◆ REQUIREMENTS ◆
How many lines in the records below hold the string "filled"? Answer with the number alone.

(Some records)
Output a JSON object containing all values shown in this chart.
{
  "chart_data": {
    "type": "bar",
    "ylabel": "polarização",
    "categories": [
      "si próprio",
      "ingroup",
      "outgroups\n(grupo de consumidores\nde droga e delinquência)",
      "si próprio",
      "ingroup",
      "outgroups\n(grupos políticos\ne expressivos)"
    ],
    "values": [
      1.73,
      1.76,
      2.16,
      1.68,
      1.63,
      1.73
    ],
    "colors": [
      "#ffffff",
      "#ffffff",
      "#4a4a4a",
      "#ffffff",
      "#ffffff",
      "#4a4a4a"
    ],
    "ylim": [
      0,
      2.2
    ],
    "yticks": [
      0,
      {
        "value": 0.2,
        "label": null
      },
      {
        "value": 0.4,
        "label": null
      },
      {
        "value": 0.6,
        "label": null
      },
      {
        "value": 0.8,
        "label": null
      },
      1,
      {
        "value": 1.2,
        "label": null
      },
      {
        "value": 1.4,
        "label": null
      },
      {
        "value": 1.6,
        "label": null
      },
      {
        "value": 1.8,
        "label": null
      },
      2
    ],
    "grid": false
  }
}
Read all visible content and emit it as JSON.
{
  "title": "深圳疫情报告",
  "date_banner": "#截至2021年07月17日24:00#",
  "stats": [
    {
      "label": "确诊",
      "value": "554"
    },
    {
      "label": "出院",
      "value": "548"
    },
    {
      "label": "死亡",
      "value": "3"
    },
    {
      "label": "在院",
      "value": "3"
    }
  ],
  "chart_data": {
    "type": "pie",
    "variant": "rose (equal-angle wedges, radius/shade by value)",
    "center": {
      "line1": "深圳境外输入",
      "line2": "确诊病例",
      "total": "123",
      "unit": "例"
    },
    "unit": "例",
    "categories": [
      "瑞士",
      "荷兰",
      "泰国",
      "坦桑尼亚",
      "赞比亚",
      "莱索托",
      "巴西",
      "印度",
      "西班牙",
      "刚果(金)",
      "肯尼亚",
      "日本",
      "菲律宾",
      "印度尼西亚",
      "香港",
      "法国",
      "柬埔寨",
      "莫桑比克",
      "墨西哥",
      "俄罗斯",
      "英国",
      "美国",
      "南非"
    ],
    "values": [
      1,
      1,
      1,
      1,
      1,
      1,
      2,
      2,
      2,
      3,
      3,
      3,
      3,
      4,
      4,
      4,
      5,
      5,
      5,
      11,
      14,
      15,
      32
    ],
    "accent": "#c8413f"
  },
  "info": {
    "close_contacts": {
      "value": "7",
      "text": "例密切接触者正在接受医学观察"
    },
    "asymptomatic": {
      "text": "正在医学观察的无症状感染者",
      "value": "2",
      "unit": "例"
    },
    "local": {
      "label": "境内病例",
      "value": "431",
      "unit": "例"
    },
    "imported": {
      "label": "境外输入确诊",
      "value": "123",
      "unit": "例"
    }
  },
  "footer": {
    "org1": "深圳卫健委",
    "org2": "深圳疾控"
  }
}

...

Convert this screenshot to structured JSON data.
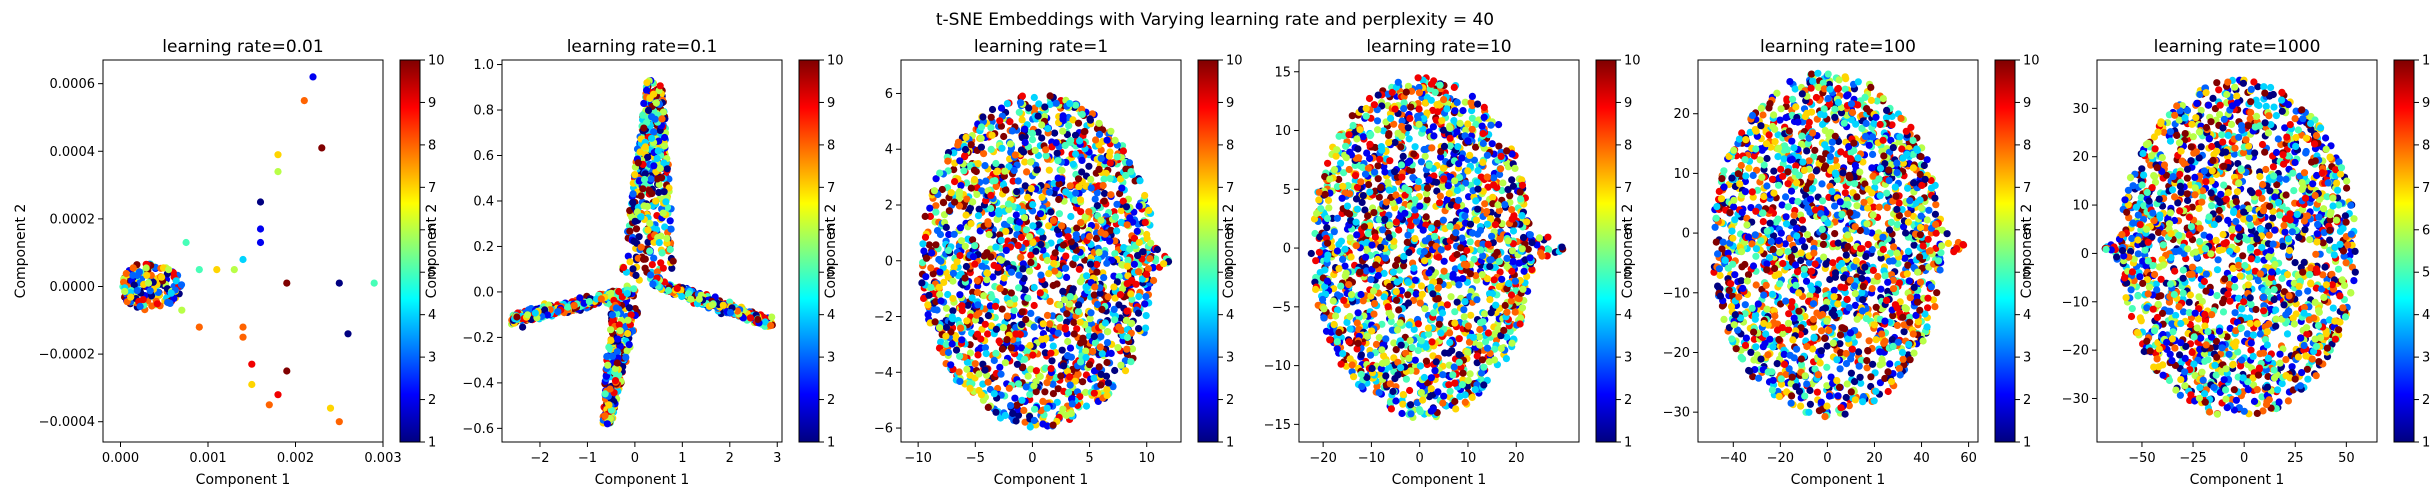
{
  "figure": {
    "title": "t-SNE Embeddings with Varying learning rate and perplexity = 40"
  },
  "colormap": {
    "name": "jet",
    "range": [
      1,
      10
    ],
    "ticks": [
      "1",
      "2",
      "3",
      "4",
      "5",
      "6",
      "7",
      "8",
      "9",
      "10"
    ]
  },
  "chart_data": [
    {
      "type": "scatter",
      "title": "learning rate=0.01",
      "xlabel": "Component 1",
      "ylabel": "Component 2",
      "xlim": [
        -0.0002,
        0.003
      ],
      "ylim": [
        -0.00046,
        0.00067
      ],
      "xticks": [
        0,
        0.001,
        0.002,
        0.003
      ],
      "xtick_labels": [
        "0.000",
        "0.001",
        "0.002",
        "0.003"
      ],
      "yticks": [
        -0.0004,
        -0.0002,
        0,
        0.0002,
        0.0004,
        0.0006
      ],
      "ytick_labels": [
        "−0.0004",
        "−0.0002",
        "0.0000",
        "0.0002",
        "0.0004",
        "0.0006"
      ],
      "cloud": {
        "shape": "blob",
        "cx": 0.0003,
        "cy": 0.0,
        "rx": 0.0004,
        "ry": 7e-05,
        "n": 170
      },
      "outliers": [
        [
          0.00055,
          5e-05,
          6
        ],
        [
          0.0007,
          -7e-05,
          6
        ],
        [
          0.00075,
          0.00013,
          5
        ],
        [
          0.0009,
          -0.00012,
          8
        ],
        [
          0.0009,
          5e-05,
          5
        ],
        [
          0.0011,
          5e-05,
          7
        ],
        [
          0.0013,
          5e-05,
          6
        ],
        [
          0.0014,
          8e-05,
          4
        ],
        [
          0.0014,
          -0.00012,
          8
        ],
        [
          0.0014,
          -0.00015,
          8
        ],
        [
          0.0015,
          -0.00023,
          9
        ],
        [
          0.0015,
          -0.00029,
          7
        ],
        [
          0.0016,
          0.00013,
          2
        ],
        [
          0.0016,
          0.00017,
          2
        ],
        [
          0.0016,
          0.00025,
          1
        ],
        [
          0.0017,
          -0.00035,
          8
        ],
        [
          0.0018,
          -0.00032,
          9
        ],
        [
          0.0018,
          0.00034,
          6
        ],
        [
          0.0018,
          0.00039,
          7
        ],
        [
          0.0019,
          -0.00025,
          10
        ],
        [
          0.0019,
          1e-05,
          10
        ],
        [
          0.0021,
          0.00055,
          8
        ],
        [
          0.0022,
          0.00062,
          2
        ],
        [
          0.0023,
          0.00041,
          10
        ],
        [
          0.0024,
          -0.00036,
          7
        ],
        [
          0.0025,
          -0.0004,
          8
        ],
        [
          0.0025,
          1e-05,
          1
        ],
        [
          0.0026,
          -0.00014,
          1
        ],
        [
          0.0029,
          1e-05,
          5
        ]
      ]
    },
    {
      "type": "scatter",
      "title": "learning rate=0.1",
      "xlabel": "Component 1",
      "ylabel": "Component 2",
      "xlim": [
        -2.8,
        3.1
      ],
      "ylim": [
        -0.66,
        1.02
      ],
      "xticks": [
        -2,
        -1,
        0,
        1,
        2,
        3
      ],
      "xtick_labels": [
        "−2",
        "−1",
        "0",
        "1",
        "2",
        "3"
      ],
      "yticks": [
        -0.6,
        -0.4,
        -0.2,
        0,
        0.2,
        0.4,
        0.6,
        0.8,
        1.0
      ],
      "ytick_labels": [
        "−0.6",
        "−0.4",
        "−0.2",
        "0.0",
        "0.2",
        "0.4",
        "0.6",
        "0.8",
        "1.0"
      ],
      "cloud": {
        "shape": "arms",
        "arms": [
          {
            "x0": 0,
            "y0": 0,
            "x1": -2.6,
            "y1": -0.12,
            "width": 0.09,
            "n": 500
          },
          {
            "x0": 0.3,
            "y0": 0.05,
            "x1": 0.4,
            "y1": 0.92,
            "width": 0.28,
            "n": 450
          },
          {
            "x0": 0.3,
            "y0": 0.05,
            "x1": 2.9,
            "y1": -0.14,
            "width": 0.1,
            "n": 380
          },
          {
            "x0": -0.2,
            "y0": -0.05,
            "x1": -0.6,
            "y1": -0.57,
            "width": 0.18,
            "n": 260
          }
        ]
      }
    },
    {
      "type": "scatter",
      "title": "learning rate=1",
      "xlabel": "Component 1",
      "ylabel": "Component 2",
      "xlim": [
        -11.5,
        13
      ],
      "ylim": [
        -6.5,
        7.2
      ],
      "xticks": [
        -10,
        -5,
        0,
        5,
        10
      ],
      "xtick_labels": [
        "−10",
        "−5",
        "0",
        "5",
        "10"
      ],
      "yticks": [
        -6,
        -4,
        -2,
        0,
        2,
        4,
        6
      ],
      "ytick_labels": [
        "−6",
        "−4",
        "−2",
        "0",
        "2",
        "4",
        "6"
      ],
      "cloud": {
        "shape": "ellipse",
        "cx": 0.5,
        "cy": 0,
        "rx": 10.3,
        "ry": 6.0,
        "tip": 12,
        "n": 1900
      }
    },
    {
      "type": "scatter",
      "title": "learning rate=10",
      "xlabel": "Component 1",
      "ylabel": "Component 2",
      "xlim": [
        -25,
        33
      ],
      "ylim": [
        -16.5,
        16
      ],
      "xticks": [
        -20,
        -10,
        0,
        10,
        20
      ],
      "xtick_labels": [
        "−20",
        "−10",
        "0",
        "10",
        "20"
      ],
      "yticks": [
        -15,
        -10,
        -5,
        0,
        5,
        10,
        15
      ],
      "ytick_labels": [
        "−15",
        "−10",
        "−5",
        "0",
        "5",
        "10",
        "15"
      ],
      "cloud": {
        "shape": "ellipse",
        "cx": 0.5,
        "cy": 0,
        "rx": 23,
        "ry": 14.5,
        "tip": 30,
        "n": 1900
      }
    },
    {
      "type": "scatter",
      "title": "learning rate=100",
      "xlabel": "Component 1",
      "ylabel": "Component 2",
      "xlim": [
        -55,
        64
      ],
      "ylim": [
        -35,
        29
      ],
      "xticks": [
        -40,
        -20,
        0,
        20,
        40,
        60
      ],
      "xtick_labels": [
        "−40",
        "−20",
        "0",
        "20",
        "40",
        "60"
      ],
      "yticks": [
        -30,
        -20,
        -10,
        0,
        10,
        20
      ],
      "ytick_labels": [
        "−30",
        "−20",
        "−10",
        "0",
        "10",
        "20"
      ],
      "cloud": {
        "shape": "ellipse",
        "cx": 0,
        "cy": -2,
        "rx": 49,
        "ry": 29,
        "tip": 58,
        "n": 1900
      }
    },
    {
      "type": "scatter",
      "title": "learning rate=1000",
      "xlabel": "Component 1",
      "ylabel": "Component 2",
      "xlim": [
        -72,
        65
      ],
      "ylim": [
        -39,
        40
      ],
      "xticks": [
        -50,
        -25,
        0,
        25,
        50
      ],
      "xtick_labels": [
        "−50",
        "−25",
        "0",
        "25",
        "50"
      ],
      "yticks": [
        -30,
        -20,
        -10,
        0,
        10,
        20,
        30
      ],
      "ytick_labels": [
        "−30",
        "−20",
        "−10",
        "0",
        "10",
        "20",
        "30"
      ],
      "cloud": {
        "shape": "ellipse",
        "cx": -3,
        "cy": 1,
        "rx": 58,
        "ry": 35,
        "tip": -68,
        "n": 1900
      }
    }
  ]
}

...

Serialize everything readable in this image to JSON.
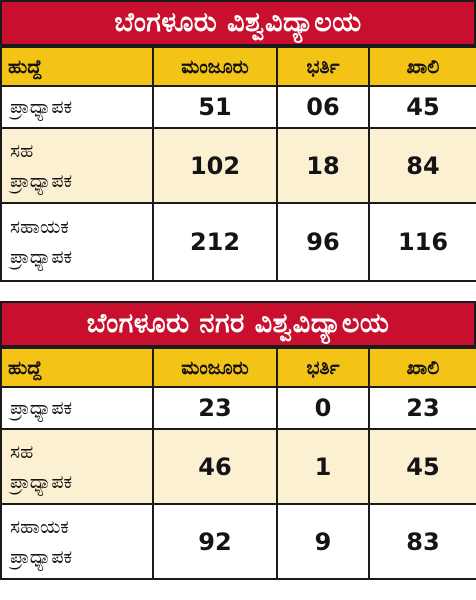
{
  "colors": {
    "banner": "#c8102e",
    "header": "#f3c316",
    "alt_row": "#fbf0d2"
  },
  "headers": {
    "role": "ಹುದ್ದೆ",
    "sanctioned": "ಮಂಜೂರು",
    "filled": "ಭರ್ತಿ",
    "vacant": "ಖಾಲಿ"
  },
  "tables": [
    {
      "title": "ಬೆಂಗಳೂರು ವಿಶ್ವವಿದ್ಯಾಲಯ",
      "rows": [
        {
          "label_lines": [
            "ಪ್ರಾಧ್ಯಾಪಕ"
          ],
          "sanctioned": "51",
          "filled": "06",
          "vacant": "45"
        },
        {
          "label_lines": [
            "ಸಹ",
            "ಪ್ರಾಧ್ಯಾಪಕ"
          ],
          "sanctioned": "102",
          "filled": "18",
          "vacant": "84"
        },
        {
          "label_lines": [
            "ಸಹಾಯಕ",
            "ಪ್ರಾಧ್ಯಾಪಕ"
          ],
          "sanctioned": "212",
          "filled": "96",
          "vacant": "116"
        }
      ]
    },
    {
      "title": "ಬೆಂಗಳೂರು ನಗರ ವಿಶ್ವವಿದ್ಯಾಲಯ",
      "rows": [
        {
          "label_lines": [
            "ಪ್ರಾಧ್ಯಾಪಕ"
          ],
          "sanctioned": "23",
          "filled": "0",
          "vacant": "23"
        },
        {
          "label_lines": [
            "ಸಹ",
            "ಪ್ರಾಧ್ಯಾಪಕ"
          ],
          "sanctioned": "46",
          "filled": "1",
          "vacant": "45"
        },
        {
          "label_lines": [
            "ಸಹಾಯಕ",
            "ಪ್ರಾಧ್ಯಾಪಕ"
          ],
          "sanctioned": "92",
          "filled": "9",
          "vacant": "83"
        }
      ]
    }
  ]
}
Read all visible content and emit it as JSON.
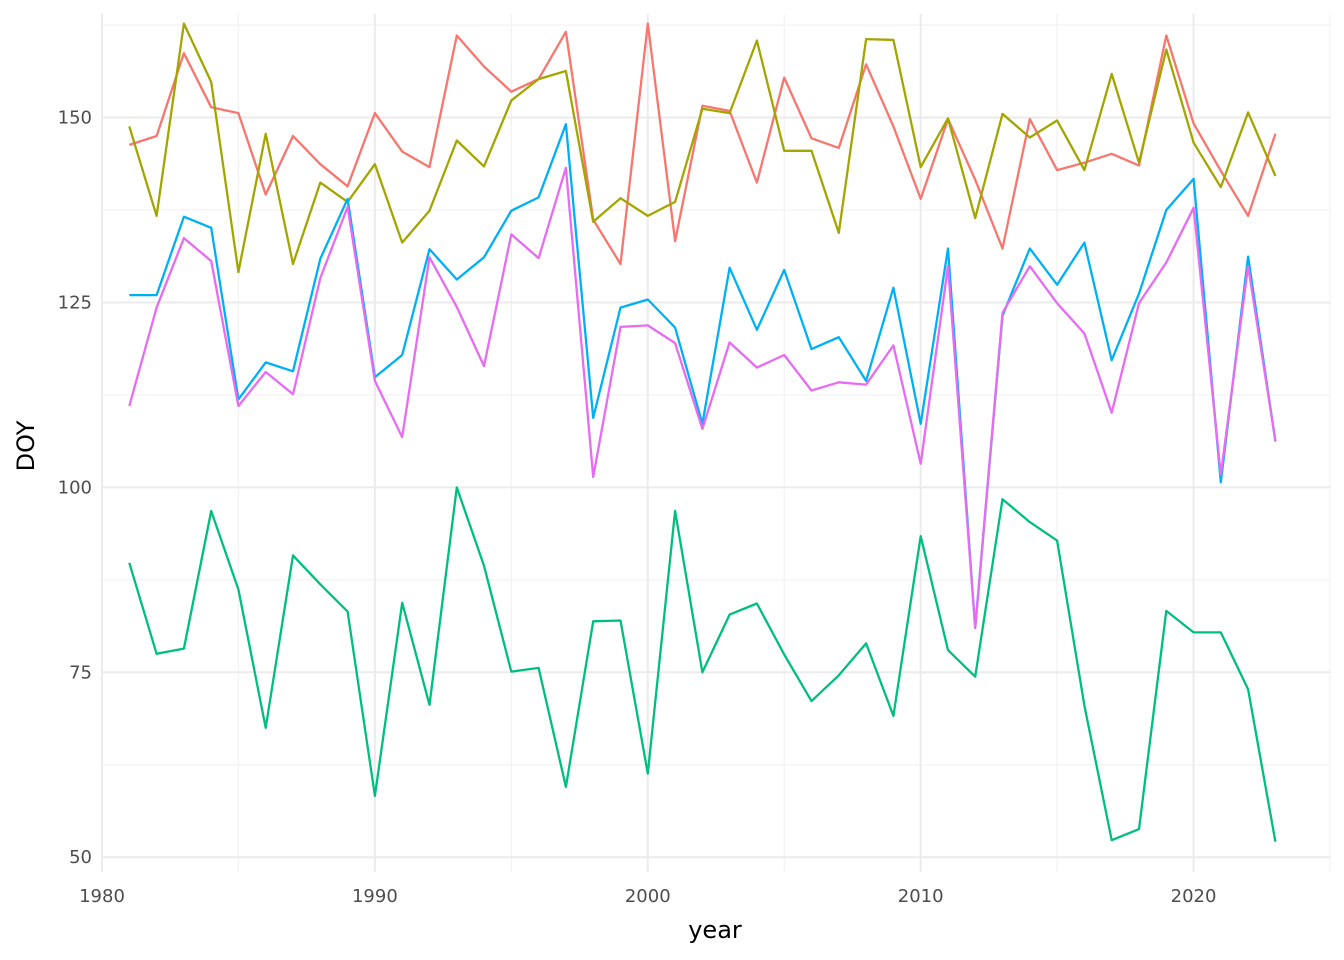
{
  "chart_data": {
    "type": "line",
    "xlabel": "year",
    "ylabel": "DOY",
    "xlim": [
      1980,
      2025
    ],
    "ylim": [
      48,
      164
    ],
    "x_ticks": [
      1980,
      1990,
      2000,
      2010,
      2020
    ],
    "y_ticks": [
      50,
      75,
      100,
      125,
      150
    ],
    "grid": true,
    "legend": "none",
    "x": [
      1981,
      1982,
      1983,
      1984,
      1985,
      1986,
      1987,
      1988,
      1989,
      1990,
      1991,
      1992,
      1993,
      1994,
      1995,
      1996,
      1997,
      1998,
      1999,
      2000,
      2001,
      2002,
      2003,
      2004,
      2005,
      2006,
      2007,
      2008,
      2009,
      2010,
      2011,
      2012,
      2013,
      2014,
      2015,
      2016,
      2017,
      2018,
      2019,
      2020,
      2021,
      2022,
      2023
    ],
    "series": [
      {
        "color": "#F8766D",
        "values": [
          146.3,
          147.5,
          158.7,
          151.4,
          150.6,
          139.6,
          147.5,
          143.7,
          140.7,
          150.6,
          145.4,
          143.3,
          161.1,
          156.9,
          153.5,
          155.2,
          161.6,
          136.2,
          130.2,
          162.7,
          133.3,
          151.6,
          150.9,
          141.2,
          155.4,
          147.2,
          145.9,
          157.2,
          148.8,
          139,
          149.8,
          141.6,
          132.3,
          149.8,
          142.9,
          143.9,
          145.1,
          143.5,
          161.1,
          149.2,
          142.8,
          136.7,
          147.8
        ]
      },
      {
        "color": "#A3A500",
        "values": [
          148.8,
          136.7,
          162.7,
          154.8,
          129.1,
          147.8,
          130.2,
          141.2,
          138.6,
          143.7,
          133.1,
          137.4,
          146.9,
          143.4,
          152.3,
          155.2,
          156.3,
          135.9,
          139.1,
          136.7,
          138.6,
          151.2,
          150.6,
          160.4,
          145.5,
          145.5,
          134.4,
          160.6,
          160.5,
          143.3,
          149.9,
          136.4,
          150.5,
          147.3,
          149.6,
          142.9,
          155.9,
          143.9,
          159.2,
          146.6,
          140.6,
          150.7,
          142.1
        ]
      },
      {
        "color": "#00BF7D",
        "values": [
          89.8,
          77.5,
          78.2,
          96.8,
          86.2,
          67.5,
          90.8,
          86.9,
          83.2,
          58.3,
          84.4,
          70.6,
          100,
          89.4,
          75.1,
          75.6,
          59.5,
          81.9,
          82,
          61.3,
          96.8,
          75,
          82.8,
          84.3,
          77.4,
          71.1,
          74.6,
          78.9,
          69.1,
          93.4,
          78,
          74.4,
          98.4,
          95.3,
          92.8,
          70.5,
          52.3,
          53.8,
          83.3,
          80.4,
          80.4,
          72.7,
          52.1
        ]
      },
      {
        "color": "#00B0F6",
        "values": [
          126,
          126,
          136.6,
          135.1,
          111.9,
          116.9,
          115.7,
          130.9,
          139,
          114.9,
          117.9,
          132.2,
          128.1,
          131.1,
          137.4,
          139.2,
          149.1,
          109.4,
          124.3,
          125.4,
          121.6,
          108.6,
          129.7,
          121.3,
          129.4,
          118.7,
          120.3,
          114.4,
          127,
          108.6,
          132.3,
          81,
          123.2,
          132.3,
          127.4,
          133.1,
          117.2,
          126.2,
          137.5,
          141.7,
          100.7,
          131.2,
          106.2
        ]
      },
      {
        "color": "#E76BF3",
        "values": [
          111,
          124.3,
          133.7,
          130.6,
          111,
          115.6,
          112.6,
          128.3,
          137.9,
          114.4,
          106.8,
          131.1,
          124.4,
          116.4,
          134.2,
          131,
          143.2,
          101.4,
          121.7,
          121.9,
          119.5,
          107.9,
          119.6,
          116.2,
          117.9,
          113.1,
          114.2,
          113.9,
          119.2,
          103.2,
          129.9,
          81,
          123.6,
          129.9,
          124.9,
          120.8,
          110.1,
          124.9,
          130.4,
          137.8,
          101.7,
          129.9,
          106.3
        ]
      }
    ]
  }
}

◆ WRITTEN ANSWER ◆
7